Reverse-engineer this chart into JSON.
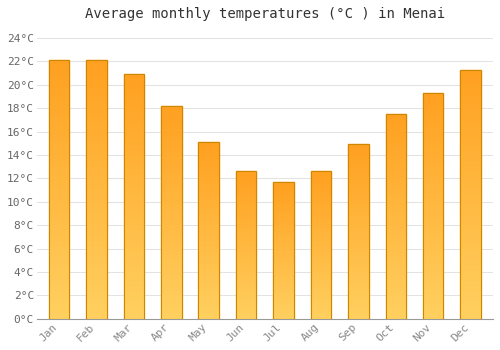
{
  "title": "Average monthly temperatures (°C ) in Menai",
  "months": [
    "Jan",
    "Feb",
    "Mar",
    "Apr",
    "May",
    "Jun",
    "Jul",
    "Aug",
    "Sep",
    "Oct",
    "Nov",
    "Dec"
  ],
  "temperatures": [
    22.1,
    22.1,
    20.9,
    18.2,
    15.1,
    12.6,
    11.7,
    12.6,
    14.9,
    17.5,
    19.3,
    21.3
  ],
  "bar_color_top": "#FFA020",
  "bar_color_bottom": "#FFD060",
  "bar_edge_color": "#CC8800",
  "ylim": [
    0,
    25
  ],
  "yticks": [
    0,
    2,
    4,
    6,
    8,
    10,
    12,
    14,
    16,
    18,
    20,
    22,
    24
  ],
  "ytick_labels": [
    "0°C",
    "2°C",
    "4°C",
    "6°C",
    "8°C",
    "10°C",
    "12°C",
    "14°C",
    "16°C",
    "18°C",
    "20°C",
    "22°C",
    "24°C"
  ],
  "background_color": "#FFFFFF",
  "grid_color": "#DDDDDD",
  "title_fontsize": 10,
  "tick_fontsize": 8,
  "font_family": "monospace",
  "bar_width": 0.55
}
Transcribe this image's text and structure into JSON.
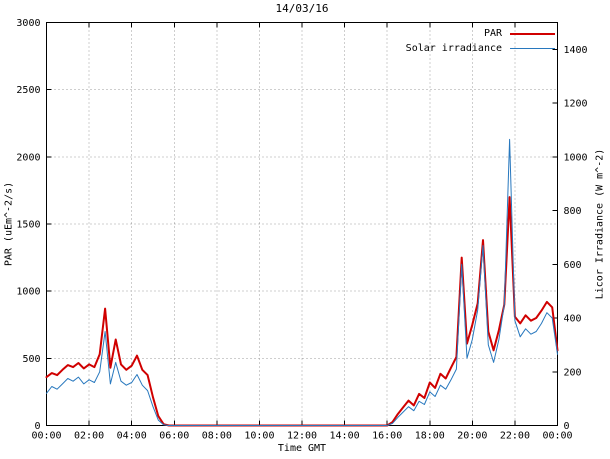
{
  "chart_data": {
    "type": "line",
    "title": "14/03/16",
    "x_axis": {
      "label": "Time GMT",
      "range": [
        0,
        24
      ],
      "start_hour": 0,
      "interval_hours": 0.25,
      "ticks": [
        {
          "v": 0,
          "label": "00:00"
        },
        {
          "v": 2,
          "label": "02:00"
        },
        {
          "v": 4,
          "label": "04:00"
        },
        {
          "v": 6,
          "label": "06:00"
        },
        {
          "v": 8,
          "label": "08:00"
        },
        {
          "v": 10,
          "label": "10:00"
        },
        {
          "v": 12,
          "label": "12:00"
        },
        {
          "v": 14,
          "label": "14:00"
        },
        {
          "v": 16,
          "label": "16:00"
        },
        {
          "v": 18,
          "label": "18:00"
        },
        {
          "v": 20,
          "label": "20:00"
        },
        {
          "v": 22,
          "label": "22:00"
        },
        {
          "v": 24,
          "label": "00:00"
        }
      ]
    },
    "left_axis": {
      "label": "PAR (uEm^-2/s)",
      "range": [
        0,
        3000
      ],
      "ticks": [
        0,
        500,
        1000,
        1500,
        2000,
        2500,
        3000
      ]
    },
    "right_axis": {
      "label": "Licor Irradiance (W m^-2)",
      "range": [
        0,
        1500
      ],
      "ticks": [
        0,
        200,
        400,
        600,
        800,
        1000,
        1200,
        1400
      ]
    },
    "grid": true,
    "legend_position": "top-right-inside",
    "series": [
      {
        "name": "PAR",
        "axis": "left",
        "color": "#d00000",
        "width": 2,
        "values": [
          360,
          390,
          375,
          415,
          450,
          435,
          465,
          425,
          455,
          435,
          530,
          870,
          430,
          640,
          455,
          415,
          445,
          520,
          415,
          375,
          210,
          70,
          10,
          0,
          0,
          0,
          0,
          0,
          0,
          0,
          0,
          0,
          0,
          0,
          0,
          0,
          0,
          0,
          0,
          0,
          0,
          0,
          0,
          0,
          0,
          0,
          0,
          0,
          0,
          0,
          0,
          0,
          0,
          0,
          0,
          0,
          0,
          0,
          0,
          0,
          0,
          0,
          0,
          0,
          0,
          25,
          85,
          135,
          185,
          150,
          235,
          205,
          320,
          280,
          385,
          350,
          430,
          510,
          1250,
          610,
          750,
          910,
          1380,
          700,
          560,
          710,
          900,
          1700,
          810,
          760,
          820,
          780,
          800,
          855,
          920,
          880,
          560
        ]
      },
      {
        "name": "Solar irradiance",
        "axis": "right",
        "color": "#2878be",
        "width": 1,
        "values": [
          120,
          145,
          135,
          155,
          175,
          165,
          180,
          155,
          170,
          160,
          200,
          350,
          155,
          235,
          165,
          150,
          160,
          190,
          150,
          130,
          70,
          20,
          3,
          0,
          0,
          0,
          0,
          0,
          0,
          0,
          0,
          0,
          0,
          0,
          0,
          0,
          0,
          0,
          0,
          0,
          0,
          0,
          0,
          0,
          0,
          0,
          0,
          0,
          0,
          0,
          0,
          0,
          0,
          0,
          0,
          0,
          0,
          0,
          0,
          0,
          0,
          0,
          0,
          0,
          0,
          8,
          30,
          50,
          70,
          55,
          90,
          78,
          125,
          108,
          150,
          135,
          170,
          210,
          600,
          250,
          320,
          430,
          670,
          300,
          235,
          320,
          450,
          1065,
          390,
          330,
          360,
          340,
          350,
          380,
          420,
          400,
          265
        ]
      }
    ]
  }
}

-*-

Exercise directions
Exact duplication of all the records is required; pictures are omitted from the copy.

Written response
Reverse-engineer this chart into JSON.
{
  "title": "Average monthly temperatures (°C ) in Menai",
  "months": [
    "Jan",
    "Feb",
    "Mar",
    "Apr",
    "May",
    "Jun",
    "Jul",
    "Aug",
    "Sep",
    "Oct",
    "Nov",
    "Dec"
  ],
  "temperatures": [
    22.1,
    22.1,
    20.9,
    18.2,
    15.1,
    12.6,
    11.7,
    12.6,
    14.9,
    17.5,
    19.3,
    21.3
  ],
  "bar_color_top": "#FFA020",
  "bar_color_bottom": "#FFD060",
  "bar_edge_color": "#CC8800",
  "ylim": [
    0,
    25
  ],
  "yticks": [
    0,
    2,
    4,
    6,
    8,
    10,
    12,
    14,
    16,
    18,
    20,
    22,
    24
  ],
  "ytick_labels": [
    "0°C",
    "2°C",
    "4°C",
    "6°C",
    "8°C",
    "10°C",
    "12°C",
    "14°C",
    "16°C",
    "18°C",
    "20°C",
    "22°C",
    "24°C"
  ],
  "background_color": "#FFFFFF",
  "grid_color": "#DDDDDD",
  "title_fontsize": 10,
  "tick_fontsize": 8,
  "font_family": "monospace",
  "bar_width": 0.55
}
Transcribe this image's text and structure into JSON.
{
  "chart_data": {
    "type": "line",
    "title": "14/03/16",
    "x_axis": {
      "label": "Time GMT",
      "range": [
        0,
        24
      ],
      "start_hour": 0,
      "interval_hours": 0.25,
      "ticks": [
        {
          "v": 0,
          "label": "00:00"
        },
        {
          "v": 2,
          "label": "02:00"
        },
        {
          "v": 4,
          "label": "04:00"
        },
        {
          "v": 6,
          "label": "06:00"
        },
        {
          "v": 8,
          "label": "08:00"
        },
        {
          "v": 10,
          "label": "10:00"
        },
        {
          "v": 12,
          "label": "12:00"
        },
        {
          "v": 14,
          "label": "14:00"
        },
        {
          "v": 16,
          "label": "16:00"
        },
        {
          "v": 18,
          "label": "18:00"
        },
        {
          "v": 20,
          "label": "20:00"
        },
        {
          "v": 22,
          "label": "22:00"
        },
        {
          "v": 24,
          "label": "00:00"
        }
      ]
    },
    "left_axis": {
      "label": "PAR (uEm^-2/s)",
      "range": [
        0,
        3000
      ],
      "ticks": [
        0,
        500,
        1000,
        1500,
        2000,
        2500,
        3000
      ]
    },
    "right_axis": {
      "label": "Licor Irradiance (W m^-2)",
      "range": [
        0,
        1500
      ],
      "ticks": [
        0,
        200,
        400,
        600,
        800,
        1000,
        1200,
        1400
      ]
    },
    "grid": true,
    "legend_position": "top-right-inside",
    "series": [
      {
        "name": "PAR",
        "axis": "left",
        "color": "#d00000",
        "width": 2,
        "values": [
          360,
          390,
          375,
          415,
          450,
          435,
          465,
          425,
          455,
          435,
          530,
          870,
          430,
          640,
          455,
          415,
          445,
          520,
          415,
          375,
          210,
          70,
          10,
          0,
          0,
          0,
          0,
          0,
          0,
          0,
          0,
          0,
          0,
          0,
          0,
          0,
          0,
          0,
          0,
          0,
          0,
          0,
          0,
          0,
          0,
          0,
          0,
          0,
          0,
          0,
          0,
          0,
          0,
          0,
          0,
          0,
          0,
          0,
          0,
          0,
          0,
          0,
          0,
          0,
          0,
          25,
          85,
          135,
          185,
          150,
          235,
          205,
          320,
          280,
          385,
          350,
          430,
          510,
          1250,
          610,
          750,
          910,
          1380,
          700,
          560,
          710,
          900,
          1700,
          810,
          760,
          820,
          780,
          800,
          855,
          920,
          880,
          560
        ]
      },
      {
        "name": "Solar irradiance",
        "axis": "right",
        "color": "#2878be",
        "width": 1,
        "values": [
          120,
          145,
          135,
          155,
          175,
          165,
          180,
          155,
          170,
          160,
          200,
          350,
          155,
          235,
          165,
          150,
          160,
          190,
          150,
          130,
          70,
          20,
          3,
          0,
          0,
          0,
          0,
          0,
          0,
          0,
          0,
          0,
          0,
          0,
          0,
          0,
          0,
          0,
          0,
          0,
          0,
          0,
          0,
          0,
          0,
          0,
          0,
          0,
          0,
          0,
          0,
          0,
          0,
          0,
          0,
          0,
          0,
          0,
          0,
          0,
          0,
          0,
          0,
          0,
          0,
          8,
          30,
          50,
          70,
          55,
          90,
          78,
          125,
          108,
          150,
          135,
          170,
          210,
          600,
          250,
          320,
          430,
          670,
          300,
          235,
          320,
          450,
          1065,
          390,
          330,
          360,
          340,
          350,
          380,
          420,
          400,
          265
        ]
      }
    ]
  }
}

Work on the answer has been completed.